■ PAGE EXCERPT
Identity Transformation in the Public Sector

The SailPoint Blog
| Ben Bulpett | Market Views

SailPoint talked to Jason Corbishley, CISO, Police Digital Service; and Kurt Frary, Deputy Director of Information Management & Technology / CTO Norfolk County Council, about what identity management means to them.

Identity is at the heart of access controls. As more and more people choose to work from home, public sector organisations have had to adopt a smarter and more resourceful look at how they protect their critical IT infrastructures.

Local government and the police force are on the front line of protecting sensitive data from cyber threats and risk of breach. Today, security perimeters no longer exist. The IT department needs to look at security in-depth to keep their organisations secure.

Kurt Frary, Deputy Director of Information Management & Technology / CTO Norfolk County Council says: “We took a hard look at identity, mainly due to the pandemic. The core of that was how do we enable people to work remotely but also identifying who they are to enable them to work online.”

■ DIRECTIONS
Name every person mentioned in the SailPoint blog excerpt above.

■ RECORD EXCERPTS
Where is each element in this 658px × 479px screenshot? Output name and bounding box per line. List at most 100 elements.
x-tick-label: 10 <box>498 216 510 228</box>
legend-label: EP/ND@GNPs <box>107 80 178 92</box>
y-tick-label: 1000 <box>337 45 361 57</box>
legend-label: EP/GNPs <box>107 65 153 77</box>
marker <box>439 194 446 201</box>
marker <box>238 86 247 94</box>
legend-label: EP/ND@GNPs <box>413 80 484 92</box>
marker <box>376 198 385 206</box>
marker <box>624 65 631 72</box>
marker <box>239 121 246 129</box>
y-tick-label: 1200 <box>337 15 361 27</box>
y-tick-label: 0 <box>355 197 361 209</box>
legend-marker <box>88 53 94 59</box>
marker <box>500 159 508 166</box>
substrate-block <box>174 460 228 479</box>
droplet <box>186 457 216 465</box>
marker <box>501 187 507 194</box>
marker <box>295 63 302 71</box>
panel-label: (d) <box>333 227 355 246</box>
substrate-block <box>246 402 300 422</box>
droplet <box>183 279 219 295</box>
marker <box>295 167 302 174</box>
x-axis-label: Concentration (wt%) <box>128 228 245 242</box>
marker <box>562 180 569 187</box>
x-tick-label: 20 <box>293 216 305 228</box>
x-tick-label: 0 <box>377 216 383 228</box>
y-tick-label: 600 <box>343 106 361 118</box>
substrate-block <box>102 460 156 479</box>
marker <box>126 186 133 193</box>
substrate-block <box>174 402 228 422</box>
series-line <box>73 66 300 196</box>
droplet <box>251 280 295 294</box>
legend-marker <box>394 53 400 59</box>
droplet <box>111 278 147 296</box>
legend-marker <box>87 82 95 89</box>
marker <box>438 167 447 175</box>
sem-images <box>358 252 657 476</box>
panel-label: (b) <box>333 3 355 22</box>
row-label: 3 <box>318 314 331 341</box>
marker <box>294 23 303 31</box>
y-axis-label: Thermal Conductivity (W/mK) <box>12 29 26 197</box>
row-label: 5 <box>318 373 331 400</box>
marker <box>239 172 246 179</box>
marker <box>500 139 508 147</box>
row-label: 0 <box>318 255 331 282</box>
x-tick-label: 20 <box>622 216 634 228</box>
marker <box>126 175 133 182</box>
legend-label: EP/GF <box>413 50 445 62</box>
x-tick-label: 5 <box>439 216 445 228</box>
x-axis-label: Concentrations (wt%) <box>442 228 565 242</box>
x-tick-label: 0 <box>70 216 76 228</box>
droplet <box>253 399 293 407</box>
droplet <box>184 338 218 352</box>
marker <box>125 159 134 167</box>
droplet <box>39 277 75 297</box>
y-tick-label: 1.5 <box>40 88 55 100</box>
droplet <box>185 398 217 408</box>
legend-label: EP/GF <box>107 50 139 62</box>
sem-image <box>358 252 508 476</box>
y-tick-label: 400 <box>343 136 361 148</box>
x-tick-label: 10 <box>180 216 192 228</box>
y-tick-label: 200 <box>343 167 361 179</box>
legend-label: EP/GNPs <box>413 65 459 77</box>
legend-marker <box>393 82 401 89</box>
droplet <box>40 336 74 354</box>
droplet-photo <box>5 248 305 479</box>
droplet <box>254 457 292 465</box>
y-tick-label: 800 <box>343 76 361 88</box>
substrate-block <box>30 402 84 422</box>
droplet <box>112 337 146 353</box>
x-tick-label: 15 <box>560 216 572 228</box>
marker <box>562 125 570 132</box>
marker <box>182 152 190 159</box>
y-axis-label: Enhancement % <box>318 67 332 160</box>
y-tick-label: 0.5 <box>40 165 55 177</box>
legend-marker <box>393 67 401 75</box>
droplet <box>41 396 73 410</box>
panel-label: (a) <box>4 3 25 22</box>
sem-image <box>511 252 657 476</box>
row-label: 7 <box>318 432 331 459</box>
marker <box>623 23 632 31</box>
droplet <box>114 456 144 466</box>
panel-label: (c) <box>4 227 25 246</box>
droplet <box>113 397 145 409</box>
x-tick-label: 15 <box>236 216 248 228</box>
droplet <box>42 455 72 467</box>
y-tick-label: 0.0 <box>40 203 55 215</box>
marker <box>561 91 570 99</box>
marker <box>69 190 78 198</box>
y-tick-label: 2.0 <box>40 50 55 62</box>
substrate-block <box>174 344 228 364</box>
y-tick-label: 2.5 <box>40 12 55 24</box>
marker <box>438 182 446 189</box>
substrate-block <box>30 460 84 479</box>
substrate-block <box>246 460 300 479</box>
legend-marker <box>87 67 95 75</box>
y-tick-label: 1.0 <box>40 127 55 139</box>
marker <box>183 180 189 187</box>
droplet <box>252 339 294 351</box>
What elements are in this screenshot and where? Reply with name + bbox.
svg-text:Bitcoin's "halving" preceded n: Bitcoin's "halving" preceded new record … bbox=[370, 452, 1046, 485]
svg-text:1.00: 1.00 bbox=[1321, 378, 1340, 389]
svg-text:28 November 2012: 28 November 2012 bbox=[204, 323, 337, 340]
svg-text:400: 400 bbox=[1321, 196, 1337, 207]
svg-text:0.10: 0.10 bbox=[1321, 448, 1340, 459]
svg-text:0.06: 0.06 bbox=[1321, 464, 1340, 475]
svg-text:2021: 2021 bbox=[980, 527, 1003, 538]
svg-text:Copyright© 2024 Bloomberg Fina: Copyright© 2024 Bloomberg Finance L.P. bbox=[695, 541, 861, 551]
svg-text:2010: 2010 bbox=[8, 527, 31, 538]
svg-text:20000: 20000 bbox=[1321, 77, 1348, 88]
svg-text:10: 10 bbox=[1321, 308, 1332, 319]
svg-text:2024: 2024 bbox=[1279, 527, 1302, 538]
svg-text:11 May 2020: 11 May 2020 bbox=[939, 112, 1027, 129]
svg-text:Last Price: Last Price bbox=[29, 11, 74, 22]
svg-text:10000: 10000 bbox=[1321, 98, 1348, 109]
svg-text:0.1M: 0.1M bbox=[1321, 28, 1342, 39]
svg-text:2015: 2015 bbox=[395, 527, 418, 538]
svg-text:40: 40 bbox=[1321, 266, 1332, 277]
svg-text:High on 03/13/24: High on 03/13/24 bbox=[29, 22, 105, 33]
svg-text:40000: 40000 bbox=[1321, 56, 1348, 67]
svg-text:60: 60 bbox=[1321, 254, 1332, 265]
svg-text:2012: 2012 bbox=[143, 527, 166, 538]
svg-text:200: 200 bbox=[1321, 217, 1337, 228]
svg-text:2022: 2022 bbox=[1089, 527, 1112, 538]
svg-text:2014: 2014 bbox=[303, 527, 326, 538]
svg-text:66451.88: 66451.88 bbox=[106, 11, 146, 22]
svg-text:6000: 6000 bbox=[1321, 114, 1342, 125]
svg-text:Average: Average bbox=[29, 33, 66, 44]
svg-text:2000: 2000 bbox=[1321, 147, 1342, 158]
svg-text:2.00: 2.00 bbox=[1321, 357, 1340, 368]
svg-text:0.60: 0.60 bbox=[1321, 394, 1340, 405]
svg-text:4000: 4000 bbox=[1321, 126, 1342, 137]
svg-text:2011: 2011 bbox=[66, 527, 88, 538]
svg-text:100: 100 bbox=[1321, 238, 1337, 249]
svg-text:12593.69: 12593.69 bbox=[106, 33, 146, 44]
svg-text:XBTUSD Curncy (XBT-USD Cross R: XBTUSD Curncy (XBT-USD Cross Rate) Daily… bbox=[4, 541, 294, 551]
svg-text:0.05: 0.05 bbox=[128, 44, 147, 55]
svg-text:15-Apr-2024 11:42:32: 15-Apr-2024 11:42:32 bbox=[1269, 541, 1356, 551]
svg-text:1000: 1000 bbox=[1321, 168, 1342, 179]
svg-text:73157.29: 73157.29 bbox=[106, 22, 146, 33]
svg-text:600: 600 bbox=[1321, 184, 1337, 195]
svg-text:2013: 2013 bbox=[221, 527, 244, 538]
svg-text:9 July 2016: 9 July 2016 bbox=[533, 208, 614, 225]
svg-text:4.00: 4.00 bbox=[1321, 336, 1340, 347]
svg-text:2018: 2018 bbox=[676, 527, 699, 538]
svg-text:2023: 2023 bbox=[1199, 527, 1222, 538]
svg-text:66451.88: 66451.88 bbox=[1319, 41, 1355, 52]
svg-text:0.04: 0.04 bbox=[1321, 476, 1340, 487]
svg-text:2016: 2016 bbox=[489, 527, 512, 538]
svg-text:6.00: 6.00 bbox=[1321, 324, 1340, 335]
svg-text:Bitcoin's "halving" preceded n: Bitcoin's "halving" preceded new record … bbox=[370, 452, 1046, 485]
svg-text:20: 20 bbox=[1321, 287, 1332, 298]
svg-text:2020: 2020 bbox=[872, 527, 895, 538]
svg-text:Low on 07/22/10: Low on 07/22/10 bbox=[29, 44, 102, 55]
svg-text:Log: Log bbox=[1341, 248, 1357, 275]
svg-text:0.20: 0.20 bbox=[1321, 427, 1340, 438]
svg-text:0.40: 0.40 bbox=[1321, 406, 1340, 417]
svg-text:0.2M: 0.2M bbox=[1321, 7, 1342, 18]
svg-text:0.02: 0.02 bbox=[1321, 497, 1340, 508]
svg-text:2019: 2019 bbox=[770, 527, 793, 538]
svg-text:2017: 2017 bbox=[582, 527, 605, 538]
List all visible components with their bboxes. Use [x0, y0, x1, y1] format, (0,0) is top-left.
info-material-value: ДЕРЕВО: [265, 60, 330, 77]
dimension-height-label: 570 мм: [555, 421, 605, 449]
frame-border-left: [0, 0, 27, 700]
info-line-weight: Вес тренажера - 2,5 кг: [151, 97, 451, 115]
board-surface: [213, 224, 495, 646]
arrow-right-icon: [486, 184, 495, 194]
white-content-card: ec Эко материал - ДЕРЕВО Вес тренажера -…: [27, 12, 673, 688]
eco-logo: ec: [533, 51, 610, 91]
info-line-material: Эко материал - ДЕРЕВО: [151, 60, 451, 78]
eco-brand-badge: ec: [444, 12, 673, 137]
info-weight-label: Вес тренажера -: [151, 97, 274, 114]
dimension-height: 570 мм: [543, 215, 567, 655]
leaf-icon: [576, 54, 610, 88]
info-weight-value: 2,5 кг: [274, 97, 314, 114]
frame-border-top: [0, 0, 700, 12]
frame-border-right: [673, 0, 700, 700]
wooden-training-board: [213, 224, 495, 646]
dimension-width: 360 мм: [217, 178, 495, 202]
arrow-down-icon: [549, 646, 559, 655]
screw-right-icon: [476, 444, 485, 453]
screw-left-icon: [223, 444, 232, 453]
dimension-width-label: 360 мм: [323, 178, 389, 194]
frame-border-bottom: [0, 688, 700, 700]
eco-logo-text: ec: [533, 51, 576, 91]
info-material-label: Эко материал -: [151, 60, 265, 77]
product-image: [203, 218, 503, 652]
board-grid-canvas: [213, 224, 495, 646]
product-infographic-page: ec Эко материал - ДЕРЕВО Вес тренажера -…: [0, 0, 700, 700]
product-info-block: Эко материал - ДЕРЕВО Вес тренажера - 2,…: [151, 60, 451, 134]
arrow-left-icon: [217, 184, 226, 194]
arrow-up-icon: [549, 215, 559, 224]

■ OUTPUT FOR THIS EXERCISE
Ben Bulpett, Jason Corbishley, Kurt Frary